- **Problem statement**: Would you set down every entry shown below, precisely as written?
---*---
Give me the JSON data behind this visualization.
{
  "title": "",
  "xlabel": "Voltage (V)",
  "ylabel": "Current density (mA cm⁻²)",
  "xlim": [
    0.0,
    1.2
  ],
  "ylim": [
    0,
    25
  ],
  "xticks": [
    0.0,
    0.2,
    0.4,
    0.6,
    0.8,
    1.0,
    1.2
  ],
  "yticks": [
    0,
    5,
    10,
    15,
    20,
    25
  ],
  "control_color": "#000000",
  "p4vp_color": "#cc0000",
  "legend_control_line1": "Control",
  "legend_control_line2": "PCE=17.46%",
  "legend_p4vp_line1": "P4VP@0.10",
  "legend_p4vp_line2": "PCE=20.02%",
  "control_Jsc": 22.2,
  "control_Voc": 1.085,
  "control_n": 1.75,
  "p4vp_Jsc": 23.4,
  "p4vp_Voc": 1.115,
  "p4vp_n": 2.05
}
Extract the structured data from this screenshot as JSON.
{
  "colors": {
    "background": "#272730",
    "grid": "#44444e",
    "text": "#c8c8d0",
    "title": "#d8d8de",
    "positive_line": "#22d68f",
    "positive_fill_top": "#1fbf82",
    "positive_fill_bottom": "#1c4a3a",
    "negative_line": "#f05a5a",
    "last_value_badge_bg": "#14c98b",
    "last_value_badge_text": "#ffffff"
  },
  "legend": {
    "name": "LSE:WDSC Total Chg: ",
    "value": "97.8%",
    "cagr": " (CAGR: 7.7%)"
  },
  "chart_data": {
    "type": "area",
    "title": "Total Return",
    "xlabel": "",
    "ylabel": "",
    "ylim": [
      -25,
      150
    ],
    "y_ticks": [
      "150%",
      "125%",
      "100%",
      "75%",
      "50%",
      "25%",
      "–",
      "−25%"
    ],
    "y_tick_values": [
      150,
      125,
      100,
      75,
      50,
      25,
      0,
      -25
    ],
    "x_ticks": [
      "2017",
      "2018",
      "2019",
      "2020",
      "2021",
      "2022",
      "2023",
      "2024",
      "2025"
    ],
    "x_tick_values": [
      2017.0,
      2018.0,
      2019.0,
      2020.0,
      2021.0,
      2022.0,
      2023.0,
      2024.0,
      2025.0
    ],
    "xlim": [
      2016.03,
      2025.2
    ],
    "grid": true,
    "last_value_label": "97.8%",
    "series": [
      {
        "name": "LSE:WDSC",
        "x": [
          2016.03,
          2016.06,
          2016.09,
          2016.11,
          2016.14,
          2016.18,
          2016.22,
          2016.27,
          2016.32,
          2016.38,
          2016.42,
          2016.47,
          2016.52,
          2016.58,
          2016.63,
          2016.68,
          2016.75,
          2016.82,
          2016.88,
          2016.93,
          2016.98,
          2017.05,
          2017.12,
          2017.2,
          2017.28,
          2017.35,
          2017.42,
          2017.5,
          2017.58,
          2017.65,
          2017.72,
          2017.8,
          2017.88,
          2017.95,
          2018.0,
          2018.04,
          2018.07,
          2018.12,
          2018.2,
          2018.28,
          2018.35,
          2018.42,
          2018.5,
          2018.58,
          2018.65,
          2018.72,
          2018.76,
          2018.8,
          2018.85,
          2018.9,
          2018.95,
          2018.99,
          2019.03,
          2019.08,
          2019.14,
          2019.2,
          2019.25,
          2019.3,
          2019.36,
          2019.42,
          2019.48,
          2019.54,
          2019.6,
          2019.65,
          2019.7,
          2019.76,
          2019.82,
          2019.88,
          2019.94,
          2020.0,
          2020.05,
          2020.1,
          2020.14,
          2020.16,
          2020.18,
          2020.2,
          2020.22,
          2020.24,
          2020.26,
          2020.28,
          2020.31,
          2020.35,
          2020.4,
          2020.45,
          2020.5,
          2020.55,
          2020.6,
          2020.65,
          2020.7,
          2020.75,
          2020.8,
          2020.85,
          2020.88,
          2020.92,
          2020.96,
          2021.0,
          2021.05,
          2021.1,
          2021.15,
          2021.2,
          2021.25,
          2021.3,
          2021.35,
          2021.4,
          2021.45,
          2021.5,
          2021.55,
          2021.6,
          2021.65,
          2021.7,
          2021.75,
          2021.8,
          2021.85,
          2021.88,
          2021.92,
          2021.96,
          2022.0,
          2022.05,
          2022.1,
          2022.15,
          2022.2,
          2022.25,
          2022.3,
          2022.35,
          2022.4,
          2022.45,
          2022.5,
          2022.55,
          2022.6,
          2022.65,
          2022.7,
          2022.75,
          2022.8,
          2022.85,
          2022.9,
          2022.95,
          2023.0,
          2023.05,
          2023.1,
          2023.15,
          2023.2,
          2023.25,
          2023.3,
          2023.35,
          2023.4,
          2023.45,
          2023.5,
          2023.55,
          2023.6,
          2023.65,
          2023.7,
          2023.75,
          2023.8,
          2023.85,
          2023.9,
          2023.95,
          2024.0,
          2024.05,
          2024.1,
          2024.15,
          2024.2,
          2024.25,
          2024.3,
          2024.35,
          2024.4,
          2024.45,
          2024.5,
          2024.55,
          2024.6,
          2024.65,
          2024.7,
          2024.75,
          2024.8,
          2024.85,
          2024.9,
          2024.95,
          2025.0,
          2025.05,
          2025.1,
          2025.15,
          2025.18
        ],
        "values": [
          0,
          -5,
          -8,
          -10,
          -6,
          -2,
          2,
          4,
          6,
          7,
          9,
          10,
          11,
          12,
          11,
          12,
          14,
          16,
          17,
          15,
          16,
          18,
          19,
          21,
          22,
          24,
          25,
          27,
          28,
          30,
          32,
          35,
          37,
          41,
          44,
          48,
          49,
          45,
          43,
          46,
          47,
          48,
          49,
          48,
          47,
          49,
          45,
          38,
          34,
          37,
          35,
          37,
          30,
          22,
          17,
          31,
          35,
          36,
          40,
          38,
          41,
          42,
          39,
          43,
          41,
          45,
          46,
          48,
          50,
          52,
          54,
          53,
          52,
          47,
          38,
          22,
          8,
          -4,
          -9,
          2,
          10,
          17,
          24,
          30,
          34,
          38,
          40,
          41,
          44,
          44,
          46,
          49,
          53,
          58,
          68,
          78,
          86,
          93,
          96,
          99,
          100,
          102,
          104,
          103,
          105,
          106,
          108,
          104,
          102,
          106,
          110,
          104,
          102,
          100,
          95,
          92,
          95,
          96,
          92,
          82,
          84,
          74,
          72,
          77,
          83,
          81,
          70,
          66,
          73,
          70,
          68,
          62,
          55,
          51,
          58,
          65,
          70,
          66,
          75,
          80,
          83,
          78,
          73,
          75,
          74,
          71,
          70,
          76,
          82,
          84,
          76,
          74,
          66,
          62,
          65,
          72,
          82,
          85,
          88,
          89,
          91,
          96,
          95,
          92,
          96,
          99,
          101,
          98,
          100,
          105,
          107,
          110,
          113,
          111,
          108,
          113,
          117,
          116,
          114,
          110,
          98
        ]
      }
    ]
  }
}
---*---
- **Task response**:
Give me the JSON data behind this visualization.
{
  "title": "",
  "xlabel": "Voltage (V)",
  "ylabel": "Current density (mA cm⁻²)",
  "xlim": [
    0.0,
    1.2
  ],
  "ylim": [
    0,
    25
  ],
  "xticks": [
    0.0,
    0.2,
    0.4,
    0.6,
    0.8,
    1.0,
    1.2
  ],
  "yticks": [
    0,
    5,
    10,
    15,
    20,
    25
  ],
  "control_color": "#000000",
  "p4vp_color": "#cc0000",
  "legend_control_line1": "Control",
  "legend_control_line2": "PCE=17.46%",
  "legend_p4vp_line1": "P4VP@0.10",
  "legend_p4vp_line2": "PCE=20.02%",
  "control_Jsc": 22.2,
  "control_Voc": 1.085,
  "control_n": 1.75,
  "p4vp_Jsc": 23.4,
  "p4vp_Voc": 1.115,
  "p4vp_n": 2.05
}
Extract the structured data from this screenshot as JSON.
{
  "colors": {
    "background": "#272730",
    "grid": "#44444e",
    "text": "#c8c8d0",
    "title": "#d8d8de",
    "positive_line": "#22d68f",
    "positive_fill_top": "#1fbf82",
    "positive_fill_bottom": "#1c4a3a",
    "negative_line": "#f05a5a",
    "last_value_badge_bg": "#14c98b",
    "last_value_badge_text": "#ffffff"
  },
  "legend": {
    "name": "LSE:WDSC Total Chg: ",
    "value": "97.8%",
    "cagr": " (CAGR: 7.7%)"
  },
  "chart_data": {
    "type": "area",
    "title": "Total Return",
    "xlabel": "",
    "ylabel": "",
    "ylim": [
      -25,
      150
    ],
    "y_ticks": [
      "150%",
      "125%",
      "100%",
      "75%",
      "50%",
      "25%",
      "–",
      "−25%"
    ],
    "y_tick_values": [
      150,
      125,
      100,
      75,
      50,
      25,
      0,
      -25
    ],
    "x_ticks": [
      "2017",
      "2018",
      "2019",
      "2020",
      "2021",
      "2022",
      "2023",
      "2024",
      "2025"
    ],
    "x_tick_values": [
      2017.0,
      2018.0,
      2019.0,
      2020.0,
      2021.0,
      2022.0,
      2023.0,
      2024.0,
      2025.0
    ],
    "xlim": [
      2016.03,
      2025.2
    ],
    "grid": true,
    "last_value_label": "97.8%",
    "series": [
      {
        "name": "LSE:WDSC",
        "x": [
          2016.03,
          2016.06,
          2016.09,
          2016.11,
          2016.14,
          2016.18,
          2016.22,
          2016.27,
          2016.32,
          2016.38,
          2016.42,
          2016.47,
          2016.52,
          2016.58,
          2016.63,
          2016.68,
          2016.75,
          2016.82,
          2016.88,
          2016.93,
          2016.98,
          2017.05,
          2017.12,
          2017.2,
          2017.28,
          2017.35,
          2017.42,
          2017.5,
          2017.58,
          2017.65,
          2017.72,
          2017.8,
          2017.88,
          2017.95,
          2018.0,
          2018.04,
          2018.07,
          2018.12,
          2018.2,
          2018.28,
          2018.35,
          2018.42,
          2018.5,
          2018.58,
          2018.65,
          2018.72,
          2018.76,
          2018.8,
          2018.85,
          2018.9,
          2018.95,
          2018.99,
          2019.03,
          2019.08,
          2019.14,
          2019.2,
          2019.25,
          2019.3,
          2019.36,
          2019.42,
          2019.48,
          2019.54,
          2019.6,
          2019.65,
          2019.7,
          2019.76,
          2019.82,
          2019.88,
          2019.94,
          2020.0,
          2020.05,
          2020.1,
          2020.14,
          2020.16,
          2020.18,
          2020.2,
          2020.22,
          2020.24,
          2020.26,
          2020.28,
          2020.31,
          2020.35,
          2020.4,
          2020.45,
          2020.5,
          2020.55,
          2020.6,
          2020.65,
          2020.7,
          2020.75,
          2020.8,
          2020.85,
          2020.88,
          2020.92,
          2020.96,
          2021.0,
          2021.05,
          2021.1,
          2021.15,
          2021.2,
          2021.25,
          2021.3,
          2021.35,
          2021.4,
          2021.45,
          2021.5,
          2021.55,
          2021.6,
          2021.65,
          2021.7,
          2021.75,
          2021.8,
          2021.85,
          2021.88,
          2021.92,
          2021.96,
          2022.0,
          2022.05,
          2022.1,
          2022.15,
          2022.2,
          2022.25,
          2022.3,
          2022.35,
          2022.4,
          2022.45,
          2022.5,
          2022.55,
          2022.6,
          2022.65,
          2022.7,
          2022.75,
          2022.8,
          2022.85,
          2022.9,
          2022.95,
          2023.0,
          2023.05,
          2023.1,
          2023.15,
          2023.2,
          2023.25,
          2023.3,
          2023.35,
          2023.4,
          2023.45,
          2023.5,
          2023.55,
          2023.6,
          2023.65,
          2023.7,
          2023.75,
          2023.8,
          2023.85,
          2023.9,
          2023.95,
          2024.0,
          2024.05,
          2024.1,
          2024.15,
          2024.2,
          2024.25,
          2024.3,
          2024.35,
          2024.4,
          2024.45,
          2024.5,
          2024.55,
          2024.6,
          2024.65,
          2024.7,
          2024.75,
          2024.8,
          2024.85,
          2024.9,
          2024.95,
          2025.0,
          2025.05,
          2025.1,
          2025.15,
          2025.18
        ],
        "values": [
          0,
          -5,
          -8,
          -10,
          -6,
          -2,
          2,
          4,
          6,
          7,
          9,
          10,
          11,
          12,
          11,
          12,
          14,
          16,
          17,
          15,
          16,
          18,
          19,
          21,
          22,
          24,
          25,
          27,
          28,
          30,
          32,
          35,
          37,
          41,
          44,
          48,
          49,
          45,
          43,
          46,
          47,
          48,
          49,
          48,
          47,
          49,
          45,
          38,
          34,
          37,
          35,
          37,
          30,
          22,
          17,
          31,
          35,
          36,
          40,
          38,
          41,
          42,
          39,
          43,
          41,
          45,
          46,
          48,
          50,
          52,
          54,
          53,
          52,
          47,
          38,
          22,
          8,
          -4,
          -9,
          2,
          10,
          17,
          24,
          30,
          34,
          38,
          40,
          41,
          44,
          44,
          46,
          49,
          53,
          58,
          68,
          78,
          86,
          93,
          96,
          99,
          100,
          102,
          104,
          103,
          105,
          106,
          108,
          104,
          102,
          106,
          110,
          104,
          102,
          100,
          95,
          92,
          95,
          96,
          92,
          82,
          84,
          74,
          72,
          77,
          83,
          81,
          70,
          66,
          73,
          70,
          68,
          62,
          55,
          51,
          58,
          65,
          70,
          66,
          75,
          80,
          83,
          78,
          73,
          75,
          74,
          71,
          70,
          76,
          82,
          84,
          76,
          74,
          66,
          62,
          65,
          72,
          82,
          85,
          88,
          89,
          91,
          96,
          95,
          92,
          96,
          99,
          101,
          98,
          100,
          105,
          107,
          110,
          113,
          111,
          108,
          113,
          117,
          116,
          114,
          110,
          98
        ]
      }
    ]
  }
}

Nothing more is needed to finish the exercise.